#### DATA EXCERPTS

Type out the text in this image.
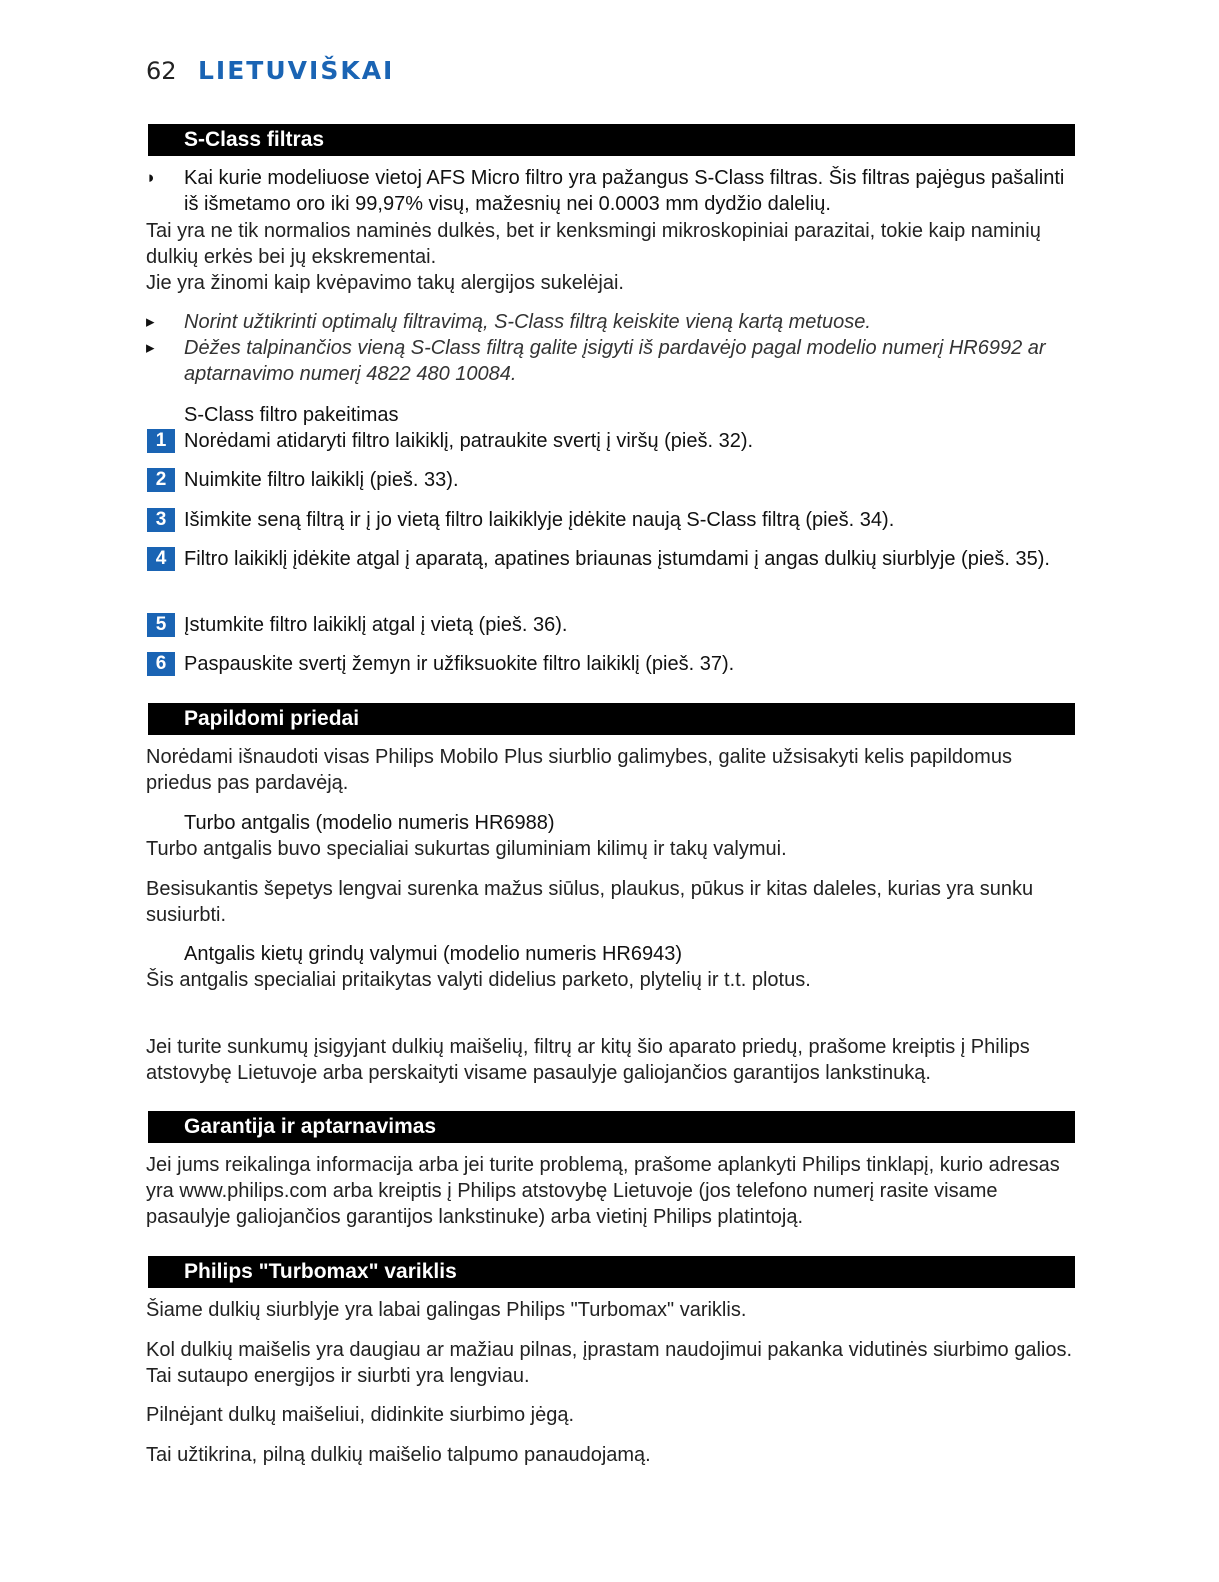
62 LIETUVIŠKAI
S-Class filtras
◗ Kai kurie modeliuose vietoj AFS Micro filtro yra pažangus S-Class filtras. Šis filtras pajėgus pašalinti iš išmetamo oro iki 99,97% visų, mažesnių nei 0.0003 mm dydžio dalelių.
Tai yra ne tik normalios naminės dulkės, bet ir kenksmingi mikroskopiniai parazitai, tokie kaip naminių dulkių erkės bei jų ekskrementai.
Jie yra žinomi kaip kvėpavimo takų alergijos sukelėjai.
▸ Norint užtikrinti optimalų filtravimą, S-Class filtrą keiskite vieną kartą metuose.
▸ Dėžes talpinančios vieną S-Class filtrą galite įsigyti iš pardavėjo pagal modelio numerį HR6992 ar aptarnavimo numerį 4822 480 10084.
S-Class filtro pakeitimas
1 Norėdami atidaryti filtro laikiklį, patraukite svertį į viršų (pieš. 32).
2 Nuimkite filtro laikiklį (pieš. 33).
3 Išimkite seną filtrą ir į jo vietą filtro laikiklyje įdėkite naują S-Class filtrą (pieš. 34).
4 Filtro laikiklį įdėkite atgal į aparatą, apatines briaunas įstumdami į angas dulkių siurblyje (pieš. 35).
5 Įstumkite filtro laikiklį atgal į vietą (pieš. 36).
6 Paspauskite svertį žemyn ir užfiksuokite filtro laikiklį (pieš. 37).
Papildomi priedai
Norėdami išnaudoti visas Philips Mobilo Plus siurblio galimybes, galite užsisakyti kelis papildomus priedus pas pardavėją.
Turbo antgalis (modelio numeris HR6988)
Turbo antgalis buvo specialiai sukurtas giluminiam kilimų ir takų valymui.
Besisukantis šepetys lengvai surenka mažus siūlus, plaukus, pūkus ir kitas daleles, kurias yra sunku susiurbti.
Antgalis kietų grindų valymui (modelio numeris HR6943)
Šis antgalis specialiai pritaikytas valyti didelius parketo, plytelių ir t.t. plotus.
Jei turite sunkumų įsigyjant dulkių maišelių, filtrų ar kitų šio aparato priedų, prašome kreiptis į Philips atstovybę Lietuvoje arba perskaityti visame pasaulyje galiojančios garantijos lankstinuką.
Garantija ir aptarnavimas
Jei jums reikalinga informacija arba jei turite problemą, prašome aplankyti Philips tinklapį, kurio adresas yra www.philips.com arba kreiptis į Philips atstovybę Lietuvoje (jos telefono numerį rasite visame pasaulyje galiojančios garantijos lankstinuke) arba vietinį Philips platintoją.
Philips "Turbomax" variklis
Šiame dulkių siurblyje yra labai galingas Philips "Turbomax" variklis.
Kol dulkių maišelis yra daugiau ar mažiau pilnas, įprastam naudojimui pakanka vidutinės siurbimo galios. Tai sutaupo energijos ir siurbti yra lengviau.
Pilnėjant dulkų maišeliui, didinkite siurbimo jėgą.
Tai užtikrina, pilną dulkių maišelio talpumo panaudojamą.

########

# [SHORT TASK]
Repeat the data in full and exactly. Omit pictures.

# [EXERCISE OUTPUT]
Type out the text in this image.
62 LIETUVIŠKAI
S-Class filtras
◗ Kai kurie modeliuose vietoj AFS Micro filtro yra pažangus S-Class filtras. Šis filtras pajėgus pašalinti iš išmetamo oro iki 99,97% visų, mažesnių nei 0.0003 mm dydžio dalelių.
Tai yra ne tik normalios naminės dulkės, bet ir kenksmingi mikroskopiniai parazitai, tokie kaip naminių dulkių erkės bei jų ekskrementai.
Jie yra žinomi kaip kvėpavimo takų alergijos sukelėjai.
▸ Norint užtikrinti optimalų filtravimą, S-Class filtrą keiskite vieną kartą metuose.
▸ Dėžes talpinančios vieną S-Class filtrą galite įsigyti iš pardavėjo pagal modelio numerį HR6992 ar aptarnavimo numerį 4822 480 10084.
S-Class filtro pakeitimas
1 Norėdami atidaryti filtro laikiklį, patraukite svertį į viršų (pieš. 32).
2 Nuimkite filtro laikiklį (pieš. 33).
3 Išimkite seną filtrą ir į jo vietą filtro laikiklyje įdėkite naują S-Class filtrą (pieš. 34).
4 Filtro laikiklį įdėkite atgal į aparatą, apatines briaunas įstumdami į angas dulkių siurblyje (pieš. 35).
5 Įstumkite filtro laikiklį atgal į vietą (pieš. 36).
6 Paspauskite svertį žemyn ir užfiksuokite filtro laikiklį (pieš. 37).
Papildomi priedai
Norėdami išnaudoti visas Philips Mobilo Plus siurblio galimybes, galite užsisakyti kelis papildomus priedus pas pardavėją.
Turbo antgalis (modelio numeris HR6988)
Turbo antgalis buvo specialiai sukurtas giluminiam kilimų ir takų valymui.
Besisukantis šepetys lengvai surenka mažus siūlus, plaukus, pūkus ir kitas daleles, kurias yra sunku susiurbti.
Antgalis kietų grindų valymui (modelio numeris HR6943)
Šis antgalis specialiai pritaikytas valyti didelius parketo, plytelių ir t.t. plotus.
Jei turite sunkumų įsigyjant dulkių maišelių, filtrų ar kitų šio aparato priedų, prašome kreiptis į Philips atstovybę Lietuvoje arba perskaityti visame pasaulyje galiojančios garantijos lankstinuką.
Garantija ir aptarnavimas
Jei jums reikalinga informacija arba jei turite problemą, prašome aplankyti Philips tinklapį, kurio adresas yra www.philips.com arba kreiptis į Philips atstovybę Lietuvoje (jos telefono numerį rasite visame pasaulyje galiojančios garantijos lankstinuke) arba vietinį Philips platintoją.
Philips "Turbomax" variklis
Šiame dulkių siurblyje yra labai galingas Philips "Turbomax" variklis.
Kol dulkių maišelis yra daugiau ar mažiau pilnas, įprastam naudojimui pakanka vidutinės siurbimo galios. Tai sutaupo energijos ir siurbti yra lengviau.
Pilnėjant dulkų maišeliui, didinkite siurbimo jėgą.
Tai užtikrina, pilną dulkių maišelio talpumo panaudojamą.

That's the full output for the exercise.